►
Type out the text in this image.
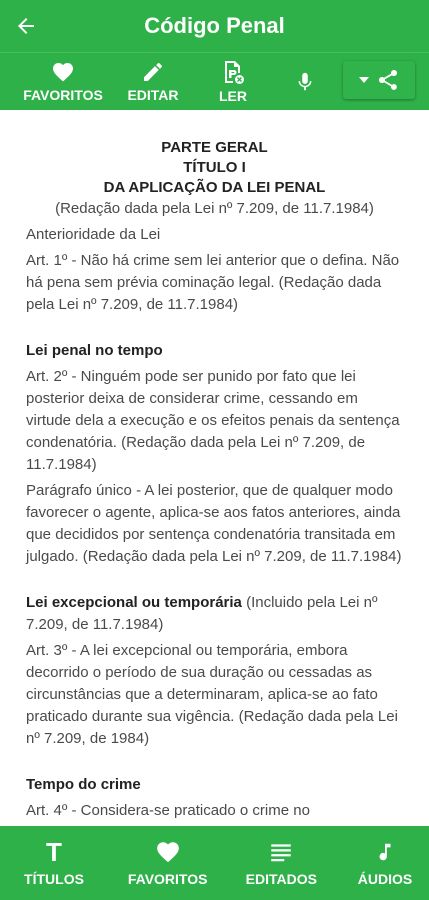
Código Penal
FAVORITOS EDITAR	LER
PARTE GERAL
TÍTULO I
DA APLICAÇÃO DA LEI PENAL
(Redação dada pela Lei nº 7.209, de 11.7.1984)
Anterioridade da Lei
Art. 1º - Não há crime sem lei anterior que o defina. Não há pena sem prévia cominação legal. (Redação dada pela Lei nº 7.209, de 11.7.1984)
Lei penal no tempo
Art. 2º - Ninguém pode ser punido por fato que lei posterior deixa de considerar crime, cessando em virtude dela a execução e os efeitos penais da sentença condenatória. (Redação dada pela Lei nº 7.209, de 11.7.1984)
Parágrafo único - A lei posterior, que de qualquer modo favorecer o agente, aplica-se aos fatos anteriores, ainda que decididos por sentença condenatória transitada em julgado. (Redação dada pela Lei nº 7.209, de 11.7.1984)
Lei excepcional ou temporária (Incluido pela Lei nº 7.209, de 11.7.1984)
Art. 3º - A lei excepcional ou temporária, embora decorrido o período de sua duração ou cessadas as circunstâncias que a determinaram, aplica-se ao fato praticado durante sua vigência. (Redação dada pela Lei nº 7.209, de 1984)
Tempo do crime
Art. 4º - Considera-se praticado o crime no
T
TÍTULOS	FAVORITOS	EDITADOS	ÁUDIOS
◄
Return each line of the data, keeping its wording exact and omitting pictures.

» THE OUTPUT:
Type out the text in this image.
Código Penal
FAVORITOS EDITAR	LER
PARTE GERAL
TÍTULO I
DA APLICAÇÃO DA LEI PENAL
(Redação dada pela Lei nº 7.209, de 11.7.1984)
Anterioridade da Lei
Art. 1º - Não há crime sem lei anterior que o defina. Não há pena sem prévia cominação legal. (Redação dada pela Lei nº 7.209, de 11.7.1984)
Lei penal no tempo
Art. 2º - Ninguém pode ser punido por fato que lei posterior deixa de considerar crime, cessando em virtude dela a execução e os efeitos penais da sentença condenatória. (Redação dada pela Lei nº 7.209, de 11.7.1984)
Parágrafo único - A lei posterior, que de qualquer modo favorecer o agente, aplica-se aos fatos anteriores, ainda que decididos por sentença condenatória transitada em julgado. (Redação dada pela Lei nº 7.209, de 11.7.1984)
Lei excepcional ou temporária (Incluido pela Lei nº 7.209, de 11.7.1984)
Art. 3º - A lei excepcional ou temporária, embora decorrido o período de sua duração ou cessadas as circunstâncias que a determinaram, aplica-se ao fato praticado durante sua vigência. (Redação dada pela Lei nº 7.209, de 1984)
Tempo do crime
Art. 4º - Considera-se praticado o crime no
T
TÍTULOS	FAVORITOS	EDITADOS	ÁUDIOS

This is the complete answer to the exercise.